Exercise requirements
Find the string "Choir" in the listing and report every line that has it.

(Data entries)
* Begin *

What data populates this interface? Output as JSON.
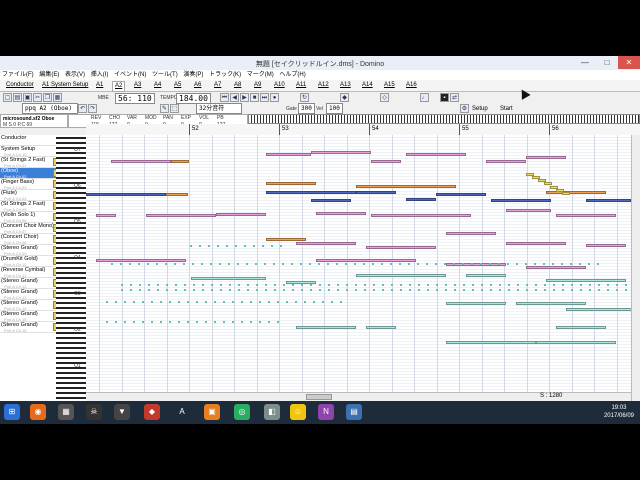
{
  "window": {
    "title": "無題 [セイクリッドルイン.dms] - Domino",
    "minimize": "—",
    "maximize": "□",
    "close": "✕"
  },
  "menu": [
    "ファイル(F)",
    "編集(E)",
    "表示(V)",
    "挿入(I)",
    "イベント(N)",
    "ツール(T)",
    "演奏(P)",
    "トラック(K)",
    "マーク(M)",
    "ヘルプ(H)"
  ],
  "tabs": [
    "Conductor",
    "A1 System Setup",
    "A1",
    "A2",
    "A3",
    "A4",
    "A5",
    "A6",
    "A7",
    "A8",
    "A9",
    "A10",
    "A11",
    "A12",
    "A13",
    "A14",
    "A15",
    "A16"
  ],
  "selected_tab": "A2",
  "toolbar": {
    "pos_label": "MBE",
    "position": "56: 110",
    "tempo_label": "TEMPO",
    "tempo": "184.00",
    "setup_label": "Setup",
    "start_label": "Start",
    "track_select": "ppq A2 (Oboe)",
    "grid_select": "32分音符",
    "gate_label": "Gate",
    "gate_value": "300",
    "vel_label": "Vel",
    "vel_value": "100"
  },
  "track_header": {
    "sound": "microsound.sf2 Oboe",
    "row": "M  S  0  P.C  69"
  },
  "mixer": {
    "labels": [
      "REV",
      "CHO",
      "VAR",
      "MOD",
      "PAN",
      "EXP",
      "VOL",
      "PB"
    ],
    "values": [
      "115",
      "127",
      "0",
      "0",
      "0",
      "0",
      "0",
      "127"
    ]
  },
  "tracks": [
    {
      "name": "Conductor",
      "sub": ""
    },
    {
      "name": "System Setup",
      "sub": "Port A  Ch.10"
    },
    {
      "name": "(St Strings 2 Fast)",
      "sub": "Port A  Ch.01"
    },
    {
      "name": "(Oboe)",
      "sub": "Port A  Ch.02"
    },
    {
      "name": "(Finger Bass)",
      "sub": "Port A  Ch.03"
    },
    {
      "name": "(Flute)",
      "sub": "Port A  Ch.04"
    },
    {
      "name": "(St Strings 2 Fast)",
      "sub": "Port A  Ch.05"
    },
    {
      "name": "(Violin Solo 1)",
      "sub": "Port A  Ch.06"
    },
    {
      "name": "(Concert Choir Mono)",
      "sub": "Port A  Ch.07"
    },
    {
      "name": "(Concert Choir)",
      "sub": "Port A  Ch.08"
    },
    {
      "name": "(Stereo Grand)",
      "sub": "Port A  Ch.09"
    },
    {
      "name": "(DrumKit Gold)",
      "sub": "Port A  Ch.10"
    },
    {
      "name": "(Reverse Cymbal)",
      "sub": "Port A  Ch.11"
    },
    {
      "name": "(Stereo Grand)",
      "sub": "Port A  Ch.12"
    },
    {
      "name": "(Stereo Grand)",
      "sub": "Port A  Ch.13"
    },
    {
      "name": "(Stereo Grand)",
      "sub": "Port A  Ch.14"
    },
    {
      "name": "(Stereo Grand)",
      "sub": "Port A  Ch.15"
    },
    {
      "name": "(Stereo Grand)",
      "sub": "Port A  Ch.16"
    }
  ],
  "selected_track": 3,
  "bars": [
    "52",
    "53",
    "54",
    "55",
    "56"
  ],
  "octaves": [
    "O7",
    "O6",
    "O5",
    "O4",
    "O3",
    "O2",
    "O1"
  ],
  "status": "S : 1280",
  "taskbar": {
    "time": "19:03",
    "date": "2017/06/09"
  }
}
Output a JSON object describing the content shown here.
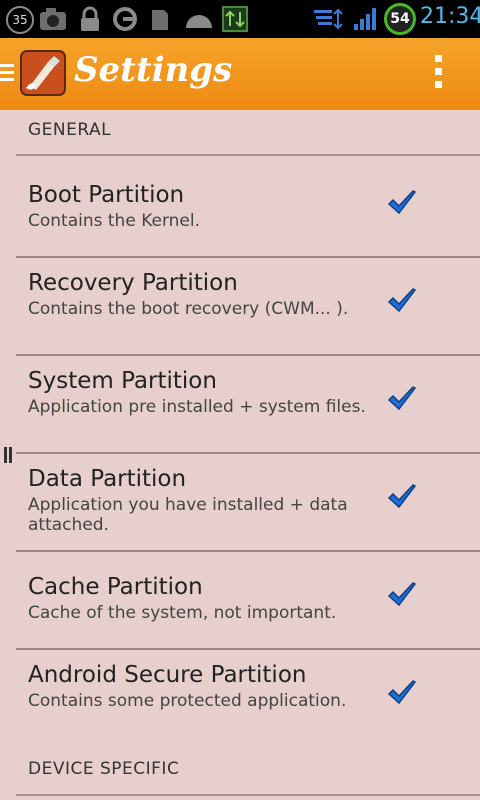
{
  "status_bar": {
    "notification_count": "35",
    "battery_level": "54",
    "clock": "21:34",
    "icons": [
      "camera-icon",
      "lock-icon",
      "sync-icon",
      "sd-card-icon",
      "dome-icon",
      "data-transfer-icon",
      "wifi-icon",
      "signal-icon"
    ]
  },
  "action_bar": {
    "title": "Settings",
    "icons": [
      "menu-icon",
      "app-paint-icon",
      "overflow-menu-icon"
    ]
  },
  "sections": {
    "general": "GENERAL",
    "device_specific": "DEVICE SPECIFIC"
  },
  "items": [
    {
      "title": "Boot Partition",
      "subtitle": "Contains the Kernel.",
      "checked": true
    },
    {
      "title": "Recovery Partition",
      "subtitle": "Contains the boot recovery (CWM... ).",
      "checked": true
    },
    {
      "title": "System Partition",
      "subtitle": "Application pre installed + system files.",
      "checked": true
    },
    {
      "title": "Data Partition",
      "subtitle": "Application you have installed + data attached.",
      "checked": true
    },
    {
      "title": "Cache Partition",
      "subtitle": "Cache of the system, not important.",
      "checked": true
    },
    {
      "title": "Android Secure Partition",
      "subtitle": "Contains some protected application.",
      "checked": true
    }
  ],
  "colors": {
    "action_bar": "#ee8a12",
    "background": "#e6cfcc",
    "check": "#1d6fd8",
    "clock": "#55b8e8"
  }
}
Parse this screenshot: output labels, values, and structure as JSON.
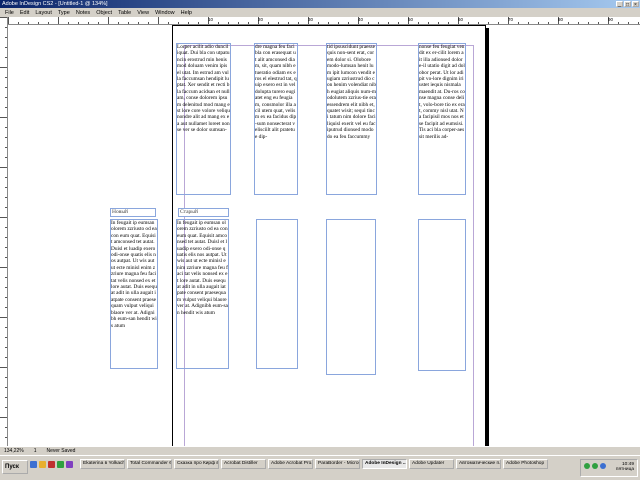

* End *

Written solution
      "name": "(Concert Choir Mono)",
      "name": "(Concert Choir)",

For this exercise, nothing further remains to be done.